EXERCISE OBJECTIVE
Reproduce verbatim the lines of the material below that run from the line containing "bar [238,202,581,226]" through the line containing "category-label: Civitavecchia [0,42,238,66]", with both of those lines included.

INFORMATION PROVIDED
··········

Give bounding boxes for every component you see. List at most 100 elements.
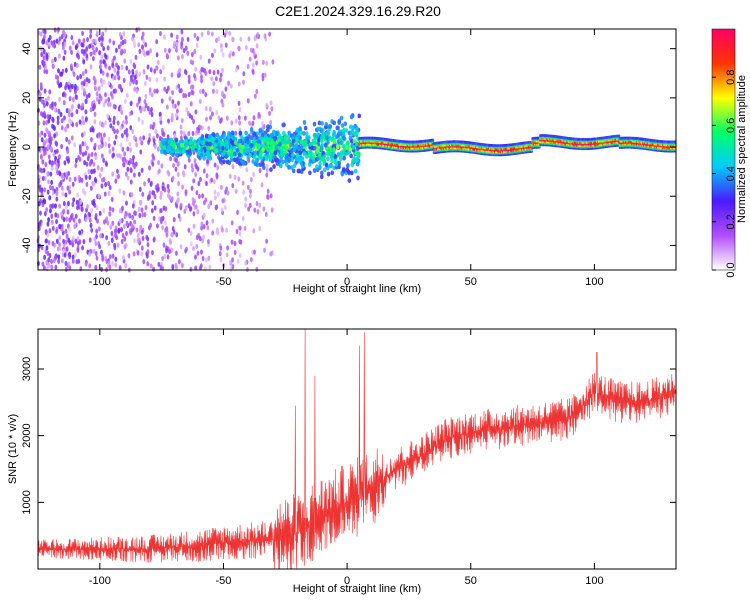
heatmap-cell bbox=[131, 203, 135, 209]
heatmap-cell bbox=[238, 130, 243, 136]
heatmap-cell bbox=[43, 102, 46, 109]
heatmap-cell bbox=[80, 84, 84, 90]
heatmap-cell bbox=[41, 261, 45, 267]
heatmap-cell bbox=[200, 74, 203, 80]
heatmap-cell bbox=[229, 266, 233, 272]
heatmap-cell bbox=[224, 139, 229, 145]
heatmap-cell bbox=[228, 173, 232, 179]
heatmap-cell bbox=[159, 194, 163, 200]
heatmap-cell bbox=[46, 129, 49, 135]
heatmap-cell bbox=[156, 187, 159, 193]
heatmap-cell bbox=[316, 132, 320, 138]
heatmap-cell bbox=[74, 94, 78, 100]
heatmap-cell bbox=[100, 177, 104, 183]
heatmap-cell bbox=[189, 101, 193, 107]
heatmap-cell bbox=[105, 235, 109, 241]
heatmap-cell bbox=[189, 241, 193, 247]
heatmap-cell bbox=[264, 211, 268, 217]
heatmap-cell bbox=[113, 67, 117, 74]
heatmap-cell bbox=[159, 69, 163, 75]
heatmap-cell bbox=[199, 176, 202, 182]
heatmap-cell bbox=[176, 171, 180, 178]
heatmap-cell bbox=[280, 159, 285, 165]
heatmap-cell bbox=[205, 181, 208, 187]
heatmap-cell bbox=[323, 142, 328, 148]
heatmap-cell bbox=[59, 111, 63, 118]
heatmap-cell bbox=[256, 144, 260, 150]
heatmap-cell bbox=[100, 54, 104, 60]
heatmap-cell bbox=[88, 217, 92, 223]
heatmap-cell bbox=[117, 75, 121, 81]
heatmap-cell bbox=[216, 191, 220, 197]
heatmap-cell bbox=[332, 139, 336, 145]
heatmap-cell bbox=[249, 256, 253, 263]
heatmap-cell bbox=[165, 225, 169, 232]
heatmap-cell bbox=[193, 158, 197, 164]
heatmap-cell bbox=[62, 100, 66, 106]
heatmap-cell bbox=[356, 175, 360, 181]
heatmap-cell bbox=[157, 159, 160, 166]
heatmap-cell bbox=[170, 232, 174, 238]
heatmap-cell bbox=[348, 124, 353, 130]
heatmap-cell bbox=[227, 160, 232, 166]
heatmap-cell bbox=[112, 152, 115, 158]
heatmap-cell bbox=[117, 173, 120, 179]
heatmap-cell bbox=[215, 172, 219, 178]
heatmap-cell bbox=[142, 259, 146, 265]
heatmap-cell bbox=[330, 158, 334, 164]
heatmap-cell bbox=[111, 253, 115, 259]
heatmap-cell bbox=[234, 67, 238, 73]
heatmap-cell bbox=[85, 53, 89, 59]
heatmap-cell bbox=[234, 118, 238, 124]
heatmap-cell bbox=[143, 80, 147, 87]
heatmap-cell bbox=[66, 185, 70, 191]
heatmap-cell bbox=[187, 130, 191, 137]
heatmap-cell bbox=[92, 75, 96, 81]
heatmap-cell bbox=[132, 172, 136, 178]
heatmap-cell bbox=[242, 79, 245, 85]
heatmap-cell bbox=[59, 180, 63, 186]
heatmap-cell bbox=[341, 143, 346, 149]
heatmap-cell bbox=[118, 218, 122, 224]
heatmap-cell bbox=[107, 96, 111, 103]
heatmap-cell bbox=[101, 122, 105, 128]
heatmap-cell bbox=[75, 108, 79, 115]
heatmap-cell bbox=[83, 141, 87, 147]
heatmap-cell bbox=[356, 151, 361, 156]
heatmap-cell bbox=[140, 229, 144, 235]
heatmap-cell bbox=[49, 208, 52, 214]
heatmap-cell bbox=[206, 154, 211, 160]
heatmap-cell bbox=[54, 155, 57, 161]
heatmap-cell bbox=[218, 135, 223, 141]
heatmap-cell bbox=[47, 239, 51, 246]
heatmap-cell bbox=[268, 110, 271, 116]
heatmap-cell bbox=[212, 88, 215, 94]
heatmap-cell bbox=[268, 31, 271, 37]
heatmap-cell bbox=[181, 36, 184, 42]
heatmap-cell bbox=[92, 161, 96, 167]
heatmap-cell bbox=[97, 85, 101, 91]
heatmap-cell bbox=[211, 230, 215, 236]
heatmap-cell bbox=[319, 145, 324, 151]
heatmap-cell bbox=[251, 159, 256, 164]
heatmap-cell bbox=[113, 55, 116, 61]
heatmap-cell bbox=[305, 135, 309, 141]
heatmap-cell bbox=[48, 89, 52, 95]
heatmap-cell bbox=[97, 193, 101, 199]
heatmap-cell bbox=[46, 221, 50, 227]
heatmap-cell bbox=[165, 104, 169, 110]
heatmap-cell bbox=[99, 233, 103, 239]
heatmap-cell bbox=[253, 207, 257, 213]
heatmap-cell bbox=[128, 81, 132, 87]
heatmap-cell bbox=[191, 60, 194, 66]
heatmap-cell bbox=[217, 145, 221, 151]
heatmap-cell bbox=[206, 225, 210, 231]
heatmap-cell bbox=[231, 182, 235, 189]
heatmap-cell bbox=[350, 170, 354, 176]
heatmap-cell bbox=[215, 37, 218, 43]
heatmap-cell bbox=[136, 250, 140, 256]
heatmap-cell bbox=[102, 59, 106, 65]
heatmap-cell bbox=[59, 81, 63, 88]
heatmap-cell bbox=[95, 228, 99, 234]
heatmap-cell bbox=[176, 73, 180, 79]
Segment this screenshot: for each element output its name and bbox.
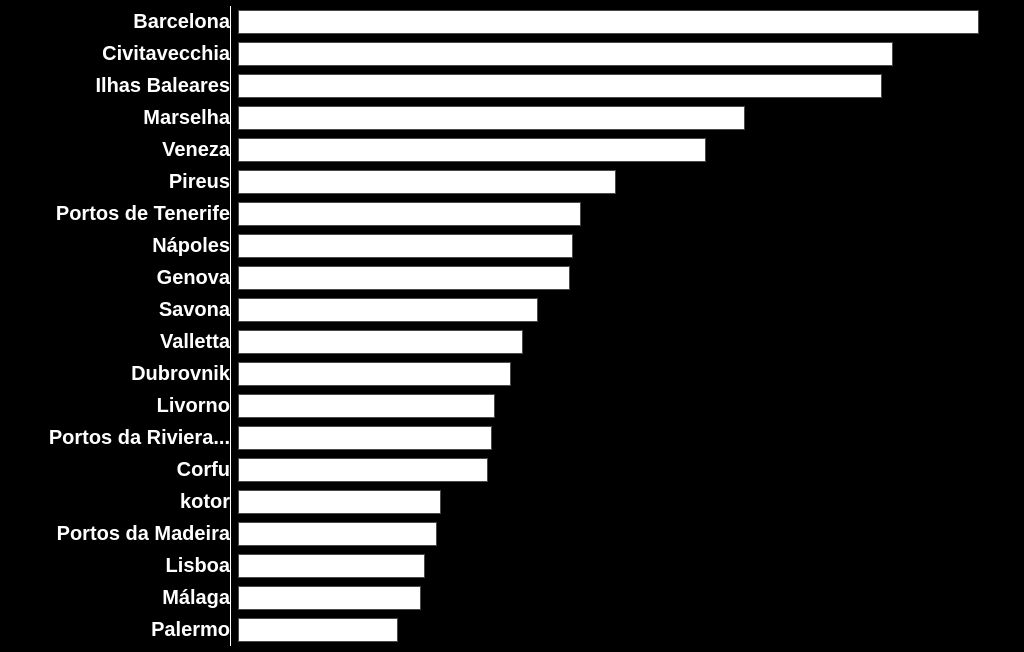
bar [238,202,581,226]
category-label: Barcelona [0,10,238,34]
chart-row: Marselha [0,106,1024,130]
horizontal-bar-chart: Barcelona Civitavecchia Ilhas Baleares Mars… [0,0,1024,652]
chart-row: Genova [0,266,1024,290]
chart-row: Valletta [0,330,1024,354]
chart-row: kotor [0,490,1024,514]
chart-row: Portos de Tenerife [0,202,1024,226]
bar [238,42,893,66]
bar [238,74,882,98]
category-label: Dubrovnik [0,362,238,386]
category-label: Portos da Madeira [0,522,238,546]
bar [238,330,523,354]
chart-row: Pireus [0,170,1024,194]
bar [238,458,488,482]
category-label: Civitavecchia [0,42,238,66]
chart-row: Civitavecchia [0,42,1024,66]
bar [238,298,538,322]
y-axis-line [230,6,231,646]
category-label: Portos da Riviera... [0,426,238,450]
category-label: Livorno [0,394,238,418]
bar [238,266,570,290]
category-label: Málaga [0,586,238,610]
chart-row: Corfu [0,458,1024,482]
bar [238,586,421,610]
category-label: kotor [0,490,238,514]
category-label: Lisboa [0,554,238,578]
chart-row: Portos da Madeira [0,522,1024,546]
chart-row: Lisboa [0,554,1024,578]
bar [238,426,492,450]
bar [238,522,437,546]
bar [238,106,745,130]
category-label: Ilhas Baleares [0,74,238,98]
bar [238,234,573,258]
bar [238,618,398,642]
category-label: Palermo [0,618,238,642]
bar [238,10,979,34]
bar [238,138,706,162]
category-label: Valletta [0,330,238,354]
chart-row: Barcelona [0,10,1024,34]
bar [238,362,511,386]
category-label: Portos de Tenerife [0,202,238,226]
chart-row: Palermo [0,618,1024,642]
chart-row: Portos da Riviera... [0,426,1024,450]
chart-row: Savona [0,298,1024,322]
chart-row: Dubrovnik [0,362,1024,386]
category-label: Nápoles [0,234,238,258]
chart-row: Málaga [0,586,1024,610]
category-label: Corfu [0,458,238,482]
category-label: Marselha [0,106,238,130]
category-label: Savona [0,298,238,322]
chart-row: Nápoles [0,234,1024,258]
bar [238,170,616,194]
bar [238,490,441,514]
category-label: Genova [0,266,238,290]
bar [238,394,495,418]
chart-row: Ilhas Baleares [0,74,1024,98]
chart-row: Livorno [0,394,1024,418]
category-label: Veneza [0,138,238,162]
category-label: Pireus [0,170,238,194]
bar [238,554,425,578]
chart-row: Veneza [0,138,1024,162]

··········

EXERCISE ANSWER
bar [238,202,581,226]
category-label: Barcelona [0,10,238,34]
chart-row: Marselha [0,106,1024,130]
horizontal-bar-chart: Barcelona Civitavecchia Ilhas Baleares Mars… [0,0,1024,652]
chart-row: Genova [0,266,1024,290]
chart-row: Valletta [0,330,1024,354]
chart-row: kotor [0,490,1024,514]
chart-row: Portos de Tenerife [0,202,1024,226]
bar [238,42,893,66]
bar [238,74,882,98]
category-label: Dubrovnik [0,362,238,386]
category-label: Portos da Madeira [0,522,238,546]
bar [238,330,523,354]
chart-row: Pireus [0,170,1024,194]
bar [238,458,488,482]
category-label: Civitavecchia [0,42,238,66]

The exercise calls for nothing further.